TASK TO CARRY OUT -
Find every line in the records below that holds the word "ylabel", and copy it out.

INFORMATION SHOWN -
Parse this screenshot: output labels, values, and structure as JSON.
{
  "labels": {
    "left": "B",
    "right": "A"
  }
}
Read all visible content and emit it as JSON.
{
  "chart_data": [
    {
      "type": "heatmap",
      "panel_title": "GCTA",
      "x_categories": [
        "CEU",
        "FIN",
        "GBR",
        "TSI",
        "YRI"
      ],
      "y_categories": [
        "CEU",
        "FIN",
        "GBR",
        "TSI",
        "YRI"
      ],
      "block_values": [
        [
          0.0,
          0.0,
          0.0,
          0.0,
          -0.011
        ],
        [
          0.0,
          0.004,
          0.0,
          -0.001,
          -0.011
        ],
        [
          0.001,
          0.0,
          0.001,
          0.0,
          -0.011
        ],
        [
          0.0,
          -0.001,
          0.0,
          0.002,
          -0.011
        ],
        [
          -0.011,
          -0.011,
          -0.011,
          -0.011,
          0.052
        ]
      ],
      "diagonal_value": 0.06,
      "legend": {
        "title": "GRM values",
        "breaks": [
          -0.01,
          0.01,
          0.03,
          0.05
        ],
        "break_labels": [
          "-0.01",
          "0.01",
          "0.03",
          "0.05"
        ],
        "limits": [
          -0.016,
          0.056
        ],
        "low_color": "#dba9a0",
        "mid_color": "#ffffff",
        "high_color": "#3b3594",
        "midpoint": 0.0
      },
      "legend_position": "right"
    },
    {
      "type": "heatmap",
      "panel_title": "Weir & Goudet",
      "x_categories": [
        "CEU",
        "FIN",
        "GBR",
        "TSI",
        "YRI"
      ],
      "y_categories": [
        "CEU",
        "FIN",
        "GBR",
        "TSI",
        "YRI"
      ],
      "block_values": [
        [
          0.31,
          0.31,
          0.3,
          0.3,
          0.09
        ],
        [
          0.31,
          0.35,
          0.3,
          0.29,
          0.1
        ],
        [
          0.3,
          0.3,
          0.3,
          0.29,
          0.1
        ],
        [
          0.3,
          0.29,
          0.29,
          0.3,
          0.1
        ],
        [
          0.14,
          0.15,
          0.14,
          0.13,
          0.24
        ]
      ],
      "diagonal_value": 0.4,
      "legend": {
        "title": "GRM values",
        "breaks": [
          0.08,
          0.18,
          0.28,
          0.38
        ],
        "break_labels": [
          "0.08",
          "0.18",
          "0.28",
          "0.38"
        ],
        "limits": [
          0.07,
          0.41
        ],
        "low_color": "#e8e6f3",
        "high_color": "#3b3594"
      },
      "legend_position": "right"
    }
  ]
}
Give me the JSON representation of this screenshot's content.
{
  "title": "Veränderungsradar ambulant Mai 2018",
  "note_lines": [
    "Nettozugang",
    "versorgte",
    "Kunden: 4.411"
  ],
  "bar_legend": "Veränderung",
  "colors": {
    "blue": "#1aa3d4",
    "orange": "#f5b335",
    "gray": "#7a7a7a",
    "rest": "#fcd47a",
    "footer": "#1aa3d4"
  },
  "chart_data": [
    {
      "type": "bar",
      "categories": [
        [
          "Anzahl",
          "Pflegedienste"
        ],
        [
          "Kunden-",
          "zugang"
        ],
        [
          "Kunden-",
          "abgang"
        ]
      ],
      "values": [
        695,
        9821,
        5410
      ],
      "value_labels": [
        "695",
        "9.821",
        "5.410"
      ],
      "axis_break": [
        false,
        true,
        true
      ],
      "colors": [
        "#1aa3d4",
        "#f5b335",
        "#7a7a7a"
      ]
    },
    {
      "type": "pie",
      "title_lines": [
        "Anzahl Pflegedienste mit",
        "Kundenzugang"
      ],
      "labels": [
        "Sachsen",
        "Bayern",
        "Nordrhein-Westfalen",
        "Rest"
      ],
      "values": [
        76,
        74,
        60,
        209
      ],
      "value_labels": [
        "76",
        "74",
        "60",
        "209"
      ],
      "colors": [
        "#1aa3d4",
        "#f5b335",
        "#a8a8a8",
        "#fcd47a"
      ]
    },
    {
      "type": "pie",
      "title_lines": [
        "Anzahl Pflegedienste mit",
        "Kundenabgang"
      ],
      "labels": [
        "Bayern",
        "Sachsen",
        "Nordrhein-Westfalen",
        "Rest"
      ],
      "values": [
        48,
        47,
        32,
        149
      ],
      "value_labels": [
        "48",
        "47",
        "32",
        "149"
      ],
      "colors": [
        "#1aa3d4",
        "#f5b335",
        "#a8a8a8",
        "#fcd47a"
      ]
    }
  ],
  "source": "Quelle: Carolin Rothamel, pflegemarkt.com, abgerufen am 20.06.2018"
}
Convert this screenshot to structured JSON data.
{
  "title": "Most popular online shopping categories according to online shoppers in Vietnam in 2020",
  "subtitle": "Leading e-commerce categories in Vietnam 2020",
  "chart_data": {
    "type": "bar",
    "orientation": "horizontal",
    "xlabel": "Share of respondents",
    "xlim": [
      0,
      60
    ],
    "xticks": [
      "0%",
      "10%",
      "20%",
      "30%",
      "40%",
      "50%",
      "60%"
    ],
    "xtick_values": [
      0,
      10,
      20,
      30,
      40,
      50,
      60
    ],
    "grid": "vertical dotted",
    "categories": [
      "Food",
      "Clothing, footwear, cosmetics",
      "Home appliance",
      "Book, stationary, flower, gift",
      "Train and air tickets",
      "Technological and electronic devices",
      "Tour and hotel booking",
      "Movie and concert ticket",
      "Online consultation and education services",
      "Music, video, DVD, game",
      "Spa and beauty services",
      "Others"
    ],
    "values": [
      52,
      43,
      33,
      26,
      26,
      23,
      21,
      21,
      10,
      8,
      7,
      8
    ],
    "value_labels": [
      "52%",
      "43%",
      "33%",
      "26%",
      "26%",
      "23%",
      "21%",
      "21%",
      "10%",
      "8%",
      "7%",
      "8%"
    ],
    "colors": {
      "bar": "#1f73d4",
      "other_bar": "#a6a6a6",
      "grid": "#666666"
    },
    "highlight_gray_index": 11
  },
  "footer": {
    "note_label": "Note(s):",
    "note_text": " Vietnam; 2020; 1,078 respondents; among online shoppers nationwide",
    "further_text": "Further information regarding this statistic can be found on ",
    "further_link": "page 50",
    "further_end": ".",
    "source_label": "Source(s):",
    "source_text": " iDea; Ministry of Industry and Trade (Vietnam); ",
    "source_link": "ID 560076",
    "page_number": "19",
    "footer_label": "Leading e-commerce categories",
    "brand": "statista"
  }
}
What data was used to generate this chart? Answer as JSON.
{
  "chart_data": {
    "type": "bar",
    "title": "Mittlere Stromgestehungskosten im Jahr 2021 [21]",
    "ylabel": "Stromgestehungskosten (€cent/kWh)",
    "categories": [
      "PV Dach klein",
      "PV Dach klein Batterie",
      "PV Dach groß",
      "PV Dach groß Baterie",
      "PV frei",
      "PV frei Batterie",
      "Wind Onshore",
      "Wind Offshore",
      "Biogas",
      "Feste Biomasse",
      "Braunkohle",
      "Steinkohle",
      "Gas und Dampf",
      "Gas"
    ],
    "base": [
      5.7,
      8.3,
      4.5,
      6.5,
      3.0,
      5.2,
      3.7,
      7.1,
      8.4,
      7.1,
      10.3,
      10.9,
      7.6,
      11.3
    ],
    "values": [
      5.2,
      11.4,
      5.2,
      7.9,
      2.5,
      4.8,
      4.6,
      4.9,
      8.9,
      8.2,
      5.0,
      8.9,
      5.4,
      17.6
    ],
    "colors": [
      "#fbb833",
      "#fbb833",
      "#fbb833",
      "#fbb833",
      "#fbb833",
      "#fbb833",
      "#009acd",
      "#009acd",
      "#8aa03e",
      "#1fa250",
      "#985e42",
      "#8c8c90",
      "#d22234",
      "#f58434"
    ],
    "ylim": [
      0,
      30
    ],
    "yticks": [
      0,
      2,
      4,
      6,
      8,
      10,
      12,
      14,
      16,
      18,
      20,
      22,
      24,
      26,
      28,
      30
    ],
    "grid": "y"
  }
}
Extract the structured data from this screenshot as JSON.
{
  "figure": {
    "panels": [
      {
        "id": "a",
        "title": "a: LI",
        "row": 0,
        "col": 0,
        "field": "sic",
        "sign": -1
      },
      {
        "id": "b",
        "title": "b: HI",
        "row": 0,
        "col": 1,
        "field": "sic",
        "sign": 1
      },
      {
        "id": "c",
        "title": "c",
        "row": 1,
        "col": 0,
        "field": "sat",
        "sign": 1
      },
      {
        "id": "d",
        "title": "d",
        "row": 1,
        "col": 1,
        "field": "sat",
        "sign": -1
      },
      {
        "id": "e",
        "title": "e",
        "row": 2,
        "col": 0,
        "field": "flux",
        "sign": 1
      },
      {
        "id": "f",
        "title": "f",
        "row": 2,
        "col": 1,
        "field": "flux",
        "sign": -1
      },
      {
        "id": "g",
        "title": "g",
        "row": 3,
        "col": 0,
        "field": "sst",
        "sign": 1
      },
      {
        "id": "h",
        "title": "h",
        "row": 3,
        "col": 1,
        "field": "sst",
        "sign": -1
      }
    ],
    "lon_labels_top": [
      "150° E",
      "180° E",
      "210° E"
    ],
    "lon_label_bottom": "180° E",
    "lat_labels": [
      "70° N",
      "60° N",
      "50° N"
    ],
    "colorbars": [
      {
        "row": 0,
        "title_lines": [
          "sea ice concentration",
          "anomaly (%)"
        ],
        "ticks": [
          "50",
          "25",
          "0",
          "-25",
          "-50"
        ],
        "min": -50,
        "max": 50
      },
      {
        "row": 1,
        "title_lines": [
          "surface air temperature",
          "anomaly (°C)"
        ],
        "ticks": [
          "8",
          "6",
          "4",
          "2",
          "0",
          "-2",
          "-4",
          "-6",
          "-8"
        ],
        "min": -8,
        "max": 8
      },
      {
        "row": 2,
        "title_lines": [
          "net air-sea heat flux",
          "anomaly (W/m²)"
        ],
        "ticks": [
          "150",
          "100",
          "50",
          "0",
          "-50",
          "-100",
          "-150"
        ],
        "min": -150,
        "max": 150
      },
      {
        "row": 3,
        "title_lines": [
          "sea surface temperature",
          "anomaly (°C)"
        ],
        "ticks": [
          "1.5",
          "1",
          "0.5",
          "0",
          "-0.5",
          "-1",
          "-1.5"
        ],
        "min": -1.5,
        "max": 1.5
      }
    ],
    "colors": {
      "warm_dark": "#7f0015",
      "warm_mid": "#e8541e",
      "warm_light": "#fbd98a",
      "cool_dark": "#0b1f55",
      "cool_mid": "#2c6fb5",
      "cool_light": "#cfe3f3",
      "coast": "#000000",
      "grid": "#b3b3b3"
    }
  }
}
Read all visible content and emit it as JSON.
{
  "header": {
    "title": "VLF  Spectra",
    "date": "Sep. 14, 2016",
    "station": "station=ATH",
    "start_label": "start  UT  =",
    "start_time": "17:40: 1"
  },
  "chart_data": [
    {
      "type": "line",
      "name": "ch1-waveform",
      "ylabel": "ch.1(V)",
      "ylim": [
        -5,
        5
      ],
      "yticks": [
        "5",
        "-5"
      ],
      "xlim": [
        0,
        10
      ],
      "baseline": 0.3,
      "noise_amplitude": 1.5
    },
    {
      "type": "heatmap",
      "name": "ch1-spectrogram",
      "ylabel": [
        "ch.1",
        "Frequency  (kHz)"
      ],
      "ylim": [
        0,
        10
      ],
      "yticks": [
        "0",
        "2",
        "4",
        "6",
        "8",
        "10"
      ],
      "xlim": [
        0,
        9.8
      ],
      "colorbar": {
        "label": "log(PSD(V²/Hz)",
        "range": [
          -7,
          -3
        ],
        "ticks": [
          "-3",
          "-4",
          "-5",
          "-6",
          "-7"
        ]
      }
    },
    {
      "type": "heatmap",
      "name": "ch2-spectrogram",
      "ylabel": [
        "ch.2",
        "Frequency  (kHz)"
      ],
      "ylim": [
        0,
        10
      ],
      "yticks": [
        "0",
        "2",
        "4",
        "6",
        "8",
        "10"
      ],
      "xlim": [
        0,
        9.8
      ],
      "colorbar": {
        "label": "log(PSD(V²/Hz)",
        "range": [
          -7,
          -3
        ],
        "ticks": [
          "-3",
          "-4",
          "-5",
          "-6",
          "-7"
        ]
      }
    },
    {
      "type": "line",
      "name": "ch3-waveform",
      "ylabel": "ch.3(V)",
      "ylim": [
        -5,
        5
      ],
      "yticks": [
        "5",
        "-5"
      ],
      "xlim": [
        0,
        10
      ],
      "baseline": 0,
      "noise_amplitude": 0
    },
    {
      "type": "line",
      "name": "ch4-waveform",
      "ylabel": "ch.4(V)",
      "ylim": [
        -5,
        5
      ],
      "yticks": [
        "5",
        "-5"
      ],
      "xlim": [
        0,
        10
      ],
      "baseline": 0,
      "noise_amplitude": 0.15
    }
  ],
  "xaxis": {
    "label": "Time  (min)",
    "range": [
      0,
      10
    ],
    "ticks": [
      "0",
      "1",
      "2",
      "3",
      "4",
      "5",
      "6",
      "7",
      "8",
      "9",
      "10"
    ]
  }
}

EXERCISE SOLUTION -
    "ylabel": "Stromgestehungskosten (€cent/kWh)",
      "ylabel": "ch.1(V)",
      "ylabel": [
      "ylabel": [
      "ylabel": "ch.3(V)",
      "ylabel": "ch.4(V)",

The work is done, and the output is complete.